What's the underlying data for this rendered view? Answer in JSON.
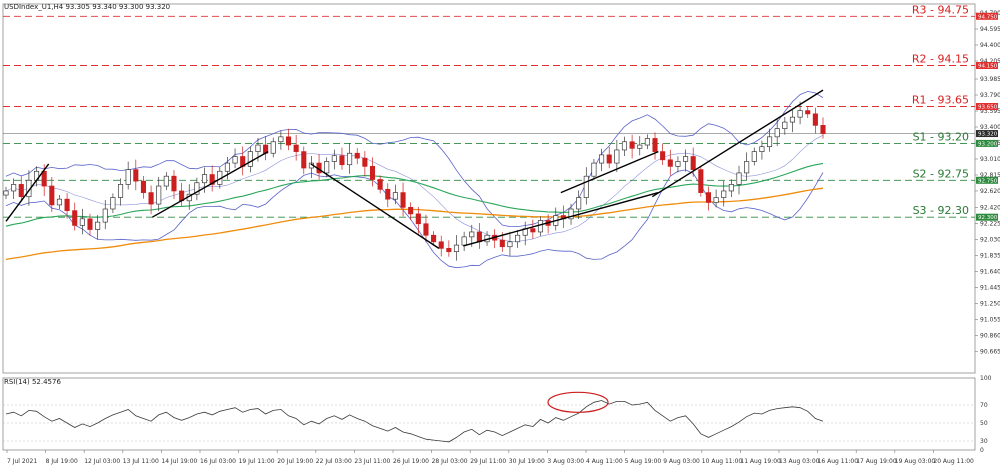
{
  "header": {
    "symbol_info": "USDIndex_U1,H4  93.305 93.340 93.300 93.320",
    "rsi_info": "RSI(14) 52.4576"
  },
  "colors": {
    "bull": "#3a3a3a",
    "bear": "#cc1f1f",
    "bollinger": "#5a63c9",
    "ma_fast": "#2aa65a",
    "ma_slow": "#f08c0c",
    "resistance": "#e03030",
    "support": "#2d8a3e",
    "trendline": "#000000",
    "rsi": "#3a3a3a",
    "rsi_highlight": "#cc1f1f"
  },
  "chart_data": [
    {
      "type": "candlestick",
      "ylim": [
        90.4,
        94.9
      ],
      "y_ticks": [
        "94.790",
        "94.595",
        "94.400",
        "94.205",
        "93.985",
        "93.790",
        "93.595",
        "93.400",
        "93.205",
        "93.010",
        "92.815",
        "92.620",
        "92.420",
        "92.225",
        "92.030",
        "91.835",
        "91.640",
        "91.445",
        "91.250",
        "91.055",
        "90.860",
        "90.665"
      ],
      "x_labels": [
        "7 Jul 2021",
        "8 Jul 19:00",
        "12 Jul 03:00",
        "13 Jul 11:00",
        "14 Jul 19:00",
        "16 Jul 03:00",
        "19 Jul 11:00",
        "20 Jul 19:00",
        "22 Jul 03:00",
        "23 Jul 11:00",
        "26 Jul 19:00",
        "28 Jul 03:00",
        "29 Jul 11:00",
        "30 Jul 19:00",
        "3 Aug 03:00",
        "4 Aug 11:00",
        "5 Aug 19:00",
        "9 Aug 03:00",
        "10 Aug 11:00",
        "11 Aug 19:00",
        "13 Aug 03:00",
        "16 Aug 11:00",
        "17 Aug 19:00",
        "19 Aug 03:00",
        "20 Aug 11:00"
      ],
      "levels": [
        {
          "name": "R3",
          "value": 94.75,
          "label": "R3 - 94.75",
          "tag": "94.750",
          "kind": "resistance"
        },
        {
          "name": "R2",
          "value": 94.15,
          "label": "R2 - 94.15",
          "tag": "94.150",
          "kind": "resistance"
        },
        {
          "name": "R1",
          "value": 93.65,
          "label": "R1 - 93.65",
          "tag": "93.650",
          "kind": "resistance"
        },
        {
          "name": "S1",
          "value": 93.2,
          "label": "S1 - 93.20",
          "tag": "93.200",
          "kind": "support"
        },
        {
          "name": "S2",
          "value": 92.75,
          "label": "S2 - 92.75",
          "tag": "92.750",
          "kind": "support"
        },
        {
          "name": "S3",
          "value": 92.3,
          "label": "S3 - 92.30",
          "tag": "92.300",
          "kind": "support"
        }
      ],
      "last_price": 93.32,
      "last_price_tag": "93.320",
      "close_series": [
        92.62,
        92.7,
        92.55,
        92.75,
        92.86,
        92.68,
        92.45,
        92.52,
        92.38,
        92.2,
        92.28,
        92.15,
        92.24,
        92.4,
        92.54,
        92.7,
        92.88,
        92.74,
        92.6,
        92.46,
        92.68,
        92.8,
        92.62,
        92.5,
        92.58,
        92.72,
        92.82,
        92.7,
        92.86,
        92.96,
        93.04,
        92.92,
        93.1,
        93.18,
        93.08,
        93.22,
        93.28,
        93.18,
        93.1,
        92.9,
        92.96,
        92.84,
        92.98,
        93.05,
        92.94,
        93.08,
        93.02,
        92.92,
        92.76,
        92.64,
        92.52,
        92.6,
        92.42,
        92.34,
        92.22,
        92.08,
        92.0,
        91.92,
        91.88,
        91.96,
        92.06,
        92.12,
        92.0,
        92.08,
        92.02,
        91.94,
        92.0,
        92.08,
        92.16,
        92.12,
        92.26,
        92.2,
        92.32,
        92.28,
        92.4,
        92.54,
        92.8,
        92.96,
        93.06,
        92.96,
        93.12,
        93.22,
        93.14,
        93.18,
        93.26,
        93.1,
        93.0,
        92.92,
        92.98,
        93.04,
        92.88,
        92.6,
        92.48,
        92.54,
        92.62,
        92.7,
        92.84,
        92.98,
        93.1,
        93.16,
        93.28,
        93.38,
        93.46,
        93.52,
        93.6,
        93.56,
        93.42,
        93.32
      ],
      "rsi": {
        "ylim": [
          20,
          100
        ],
        "ticks": [
          "100",
          "70",
          "50",
          "30",
          "0"
        ],
        "values": [
          60,
          62,
          58,
          64,
          63,
          57,
          52,
          55,
          50,
          45,
          49,
          46,
          50,
          55,
          59,
          62,
          65,
          58,
          55,
          52,
          59,
          62,
          56,
          53,
          56,
          60,
          62,
          59,
          63,
          65,
          67,
          62,
          65,
          66,
          60,
          64,
          65,
          58,
          55,
          48,
          52,
          49,
          55,
          58,
          54,
          59,
          55,
          52,
          47,
          44,
          41,
          45,
          40,
          38,
          35,
          32,
          31,
          30,
          29,
          34,
          40,
          43,
          37,
          42,
          40,
          36,
          40,
          44,
          48,
          46,
          54,
          50,
          56,
          53,
          57,
          61,
          68,
          73,
          75,
          71,
          74,
          74,
          70,
          71,
          73,
          64,
          58,
          52,
          56,
          58,
          49,
          38,
          34,
          38,
          42,
          46,
          51,
          57,
          61,
          60,
          64,
          66,
          67,
          68,
          67,
          63,
          55,
          52
        ]
      }
    }
  ]
}
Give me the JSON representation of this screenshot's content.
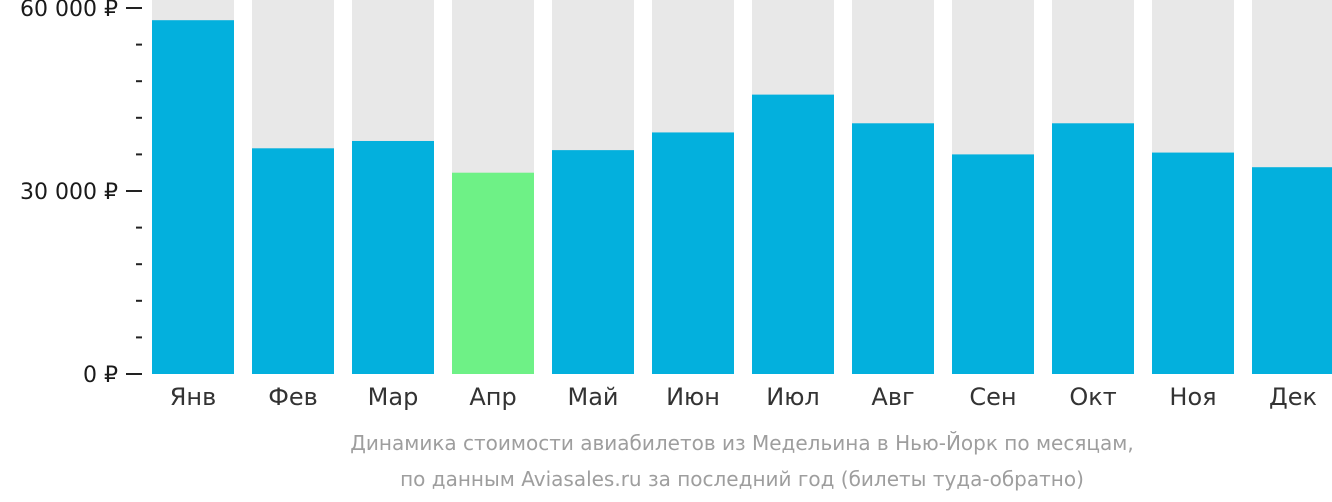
{
  "chart_data": {
    "type": "bar",
    "categories": [
      "Янв",
      "Фев",
      "Мар",
      "Апр",
      "Май",
      "Июн",
      "Июл",
      "Авг",
      "Сен",
      "Окт",
      "Ноя",
      "Дек"
    ],
    "values": [
      58000,
      37000,
      38200,
      33000,
      36700,
      39600,
      45800,
      41100,
      36000,
      41100,
      36300,
      33900
    ],
    "highlight_index": 3,
    "ylim": [
      0,
      60000
    ],
    "y_ticks": [
      {
        "value": 0,
        "label": "0 ₽"
      },
      {
        "value": 30000,
        "label": "30 000 ₽"
      },
      {
        "value": 60000,
        "label": "60 000 ₽"
      }
    ],
    "minor_tick_step": 6000,
    "colors": {
      "bar": "#03b0dd",
      "highlight": "#6ef186",
      "background_column": "#e8e8e8",
      "axis": "#222222"
    }
  },
  "caption": {
    "line1": "Динамика стоимости авиабилетов из Медельина в Нью-Йорк по месяцам,",
    "line2": "по данным Aviasales.ru за последний год (билеты туда-обратно)"
  }
}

-*-*-

Gather and return every line that holds the string "this".

What's the underlying data for this rendered view? Answer in JSON.
Give me the JSON representation of this screenshot's content.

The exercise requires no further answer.